Your assignment ▸
Output the entries exactly as they appear. Pictures should not be included.

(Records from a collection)
☆ ☆ ☆ ☆ ☆ ☆ ☆

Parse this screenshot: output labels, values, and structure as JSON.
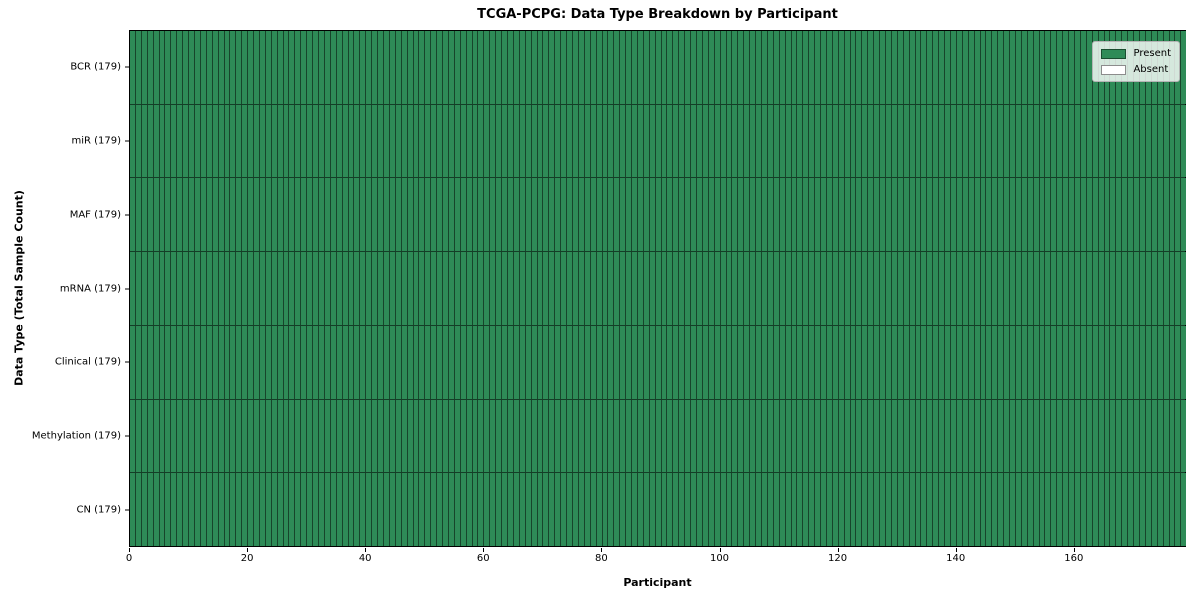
{
  "figure": {
    "title": "TCGA-PCPG: Data Type Breakdown by Participant",
    "xlabel": "Participant",
    "ylabel": "Data Type (Total Sample Count)"
  },
  "legend": {
    "items": [
      {
        "label": "Present",
        "color": "#2e8b57"
      },
      {
        "label": "Absent",
        "color": "#ffffff"
      }
    ]
  },
  "chart_data": {
    "type": "heatmap",
    "title": "TCGA-PCPG: Data Type Breakdown by Participant",
    "xlabel": "Participant",
    "ylabel": "Data Type (Total Sample Count)",
    "x_ticks": [
      0,
      20,
      40,
      60,
      80,
      100,
      120,
      140,
      160
    ],
    "x_range": [
      0,
      179
    ],
    "n_participants": 179,
    "categories": [
      "BCR (179)",
      "miR (179)",
      "MAF (179)",
      "mRNA (179)",
      "Clinical (179)",
      "Methylation (179)",
      "CN (179)"
    ],
    "series": [
      {
        "name": "BCR",
        "total_samples": 179,
        "present_count": 179,
        "absent_count": 0
      },
      {
        "name": "miR",
        "total_samples": 179,
        "present_count": 179,
        "absent_count": 0
      },
      {
        "name": "MAF",
        "total_samples": 179,
        "present_count": 179,
        "absent_count": 0
      },
      {
        "name": "mRNA",
        "total_samples": 179,
        "present_count": 179,
        "absent_count": 0
      },
      {
        "name": "Clinical",
        "total_samples": 179,
        "present_count": 179,
        "absent_count": 0
      },
      {
        "name": "Methylation",
        "total_samples": 179,
        "present_count": 179,
        "absent_count": 0
      },
      {
        "name": "CN",
        "total_samples": 179,
        "present_count": 179,
        "absent_count": 0
      }
    ],
    "legend_entries": [
      "Present",
      "Absent"
    ],
    "legend_position": "upper right",
    "grid": "cell-borders",
    "colors": {
      "present": "#2e8b57",
      "absent": "#ffffff",
      "cell_border": "rgba(0,0,0,0.5)",
      "frame": "#000000"
    }
  }
}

☆ ☆ ☆ ☆ ☆ ☆ ☆

Response box ▸
Parse this screenshot: output labels, values, and structure as JSON.
{
  "figure": {
    "title": "TCGA-PCPG: Data Type Breakdown by Participant",
    "xlabel": "Participant",
    "ylabel": "Data Type (Total Sample Count)"
  },
  "legend": {
    "items": [
      {
        "label": "Present",
        "color": "#2e8b57"
      },
      {
        "label": "Absent",
        "color": "#ffffff"
      }
    ]
  },
  "chart_data": {
    "type": "heatmap",
    "title": "TCGA-PCPG: Data Type Breakdown by Participant",
    "xlabel": "Participant",
    "ylabel": "Data Type (Total Sample Count)",
    "x_ticks": [
      0,
      20,
      40,
      60,
      80,
      100,
      120,
      140,
      160
    ],
    "x_range": [
      0,
      179
    ],
    "n_participants": 179,
    "categories": [
      "BCR (179)",
      "miR (179)",
      "MAF (179)",
      "mRNA (179)",
      "Clinical (179)",
      "Methylation (179)",
      "CN (179)"
    ],
    "series": [
      {
        "name": "BCR",
        "total_samples": 179,
        "present_count": 179,
        "absent_count": 0
      },
      {
        "name": "miR",
        "total_samples": 179,
        "present_count": 179,
        "absent_count": 0
      },
      {
        "name": "MAF",
        "total_samples": 179,
        "present_count": 179,
        "absent_count": 0
      },
      {
        "name": "mRNA",
        "total_samples": 179,
        "present_count": 179,
        "absent_count": 0
      },
      {
        "name": "Clinical",
        "total_samples": 179,
        "present_count": 179,
        "absent_count": 0
      },
      {
        "name": "Methylation",
        "total_samples": 179,
        "present_count": 179,
        "absent_count": 0
      },
      {
        "name": "CN",
        "total_samples": 179,
        "present_count": 179,
        "absent_count": 0
      }
    ],
    "legend_entries": [
      "Present",
      "Absent"
    ],
    "legend_position": "upper right",
    "grid": "cell-borders",
    "colors": {
      "present": "#2e8b57",
      "absent": "#ffffff",
      "cell_border": "rgba(0,0,0,0.5)",
      "frame": "#000000"
    }
  }
}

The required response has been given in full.